◆ Work to complete ◆
Transcribe all of the data exactly. Omit the pictures.

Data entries
━━━━
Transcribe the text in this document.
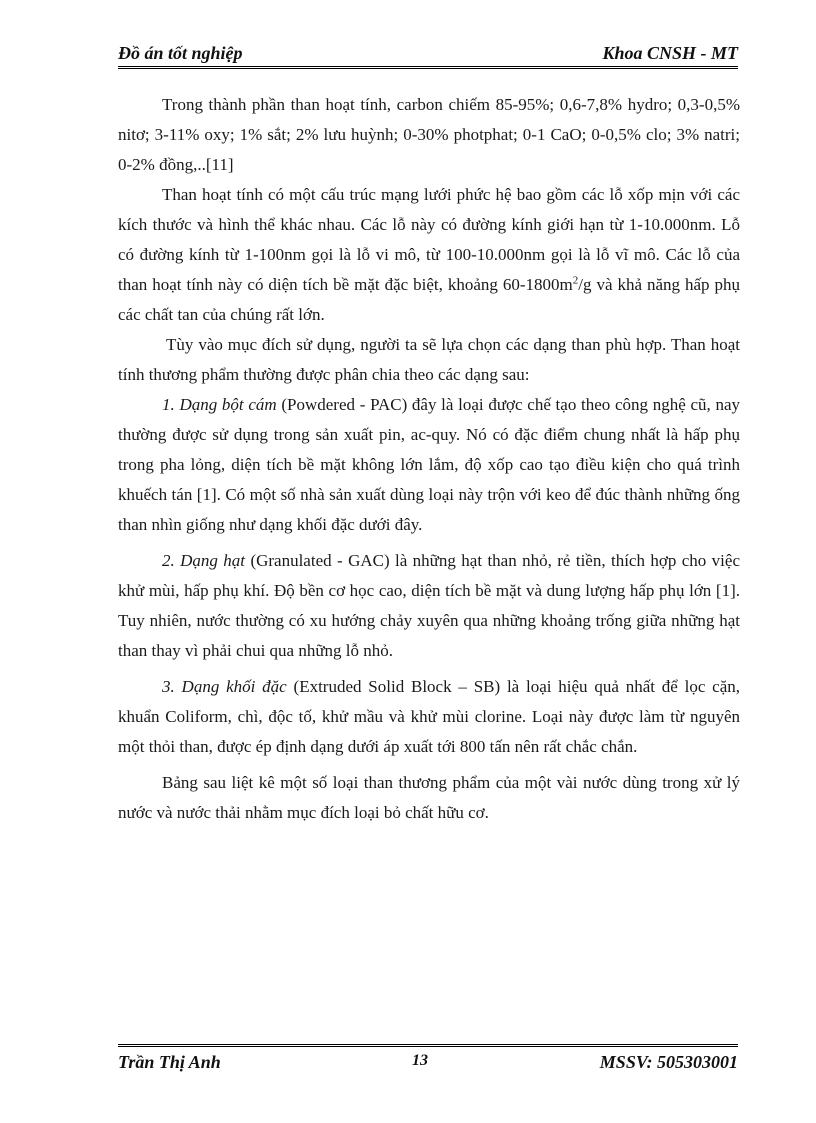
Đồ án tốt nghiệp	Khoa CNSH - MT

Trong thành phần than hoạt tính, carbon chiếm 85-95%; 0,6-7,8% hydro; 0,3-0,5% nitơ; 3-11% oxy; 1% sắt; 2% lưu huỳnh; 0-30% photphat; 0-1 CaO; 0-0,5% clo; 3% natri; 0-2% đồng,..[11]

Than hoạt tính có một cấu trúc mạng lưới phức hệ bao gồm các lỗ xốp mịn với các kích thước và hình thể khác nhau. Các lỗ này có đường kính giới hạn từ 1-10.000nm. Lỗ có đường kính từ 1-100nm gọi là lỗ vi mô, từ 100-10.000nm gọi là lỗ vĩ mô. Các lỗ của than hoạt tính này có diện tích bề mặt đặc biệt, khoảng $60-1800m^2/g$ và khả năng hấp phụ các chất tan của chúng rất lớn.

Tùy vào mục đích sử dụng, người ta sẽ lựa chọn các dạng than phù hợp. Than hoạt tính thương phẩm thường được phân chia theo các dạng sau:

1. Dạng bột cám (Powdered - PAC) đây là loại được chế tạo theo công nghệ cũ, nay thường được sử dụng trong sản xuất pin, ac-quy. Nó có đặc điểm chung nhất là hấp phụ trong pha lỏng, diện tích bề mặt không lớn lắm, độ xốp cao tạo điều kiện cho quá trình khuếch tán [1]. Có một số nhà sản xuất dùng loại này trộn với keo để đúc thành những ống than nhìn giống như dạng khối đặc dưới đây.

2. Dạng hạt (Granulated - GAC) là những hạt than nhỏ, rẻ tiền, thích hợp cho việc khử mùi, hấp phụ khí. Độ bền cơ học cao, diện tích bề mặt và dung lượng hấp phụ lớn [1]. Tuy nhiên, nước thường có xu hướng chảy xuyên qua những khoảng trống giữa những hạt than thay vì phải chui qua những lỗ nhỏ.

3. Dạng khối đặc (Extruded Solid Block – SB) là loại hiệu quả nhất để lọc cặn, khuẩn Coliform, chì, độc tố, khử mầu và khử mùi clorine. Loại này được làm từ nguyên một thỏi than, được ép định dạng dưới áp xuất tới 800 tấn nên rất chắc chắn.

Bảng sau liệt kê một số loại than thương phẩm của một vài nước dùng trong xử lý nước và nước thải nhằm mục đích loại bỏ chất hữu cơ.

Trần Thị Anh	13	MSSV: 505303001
━━━━
◆ Expected answer ◆
Transcribe the text in this document.
Đồ án tốt nghiệp	Khoa CNSH - MT

Trong thành phần than hoạt tính, carbon chiếm 85-95%; 0,6-7,8% hydro; 0,3-0,5% nitơ; 3-11% oxy; 1% sắt; 2% lưu huỳnh; 0-30% photphat; 0-1 CaO; 0-0,5% clo; 3% natri; 0-2% đồng,..[11]

Than hoạt tính có một cấu trúc mạng lưới phức hệ bao gồm các lỗ xốp mịn với các kích thước và hình thể khác nhau. Các lỗ này có đường kính giới hạn từ 1-10.000nm. Lỗ có đường kính từ 1-100nm gọi là lỗ vi mô, từ 100-10.000nm gọi là lỗ vĩ mô. Các lỗ của than hoạt tính này có diện tích bề mặt đặc biệt, khoảng $60-1800m^2/g$ và khả năng hấp phụ các chất tan của chúng rất lớn.

Tùy vào mục đích sử dụng, người ta sẽ lựa chọn các dạng than phù hợp. Than hoạt tính thương phẩm thường được phân chia theo các dạng sau:

1. Dạng bột cám (Powdered - PAC) đây là loại được chế tạo theo công nghệ cũ, nay thường được sử dụng trong sản xuất pin, ac-quy. Nó có đặc điểm chung nhất là hấp phụ trong pha lỏng, diện tích bề mặt không lớn lắm, độ xốp cao tạo điều kiện cho quá trình khuếch tán [1]. Có một số nhà sản xuất dùng loại này trộn với keo để đúc thành những ống than nhìn giống như dạng khối đặc dưới đây.

2. Dạng hạt (Granulated - GAC) là những hạt than nhỏ, rẻ tiền, thích hợp cho việc khử mùi, hấp phụ khí. Độ bền cơ học cao, diện tích bề mặt và dung lượng hấp phụ lớn [1]. Tuy nhiên, nước thường có xu hướng chảy xuyên qua những khoảng trống giữa những hạt than thay vì phải chui qua những lỗ nhỏ.

3. Dạng khối đặc (Extruded Solid Block – SB) là loại hiệu quả nhất để lọc cặn, khuẩn Coliform, chì, độc tố, khử mầu và khử mùi clorine. Loại này được làm từ nguyên một thỏi than, được ép định dạng dưới áp xuất tới 800 tấn nên rất chắc chắn.

Bảng sau liệt kê một số loại than thương phẩm của một vài nước dùng trong xử lý nước và nước thải nhằm mục đích loại bỏ chất hữu cơ.

Trần Thị Anh	13	MSSV: 505303001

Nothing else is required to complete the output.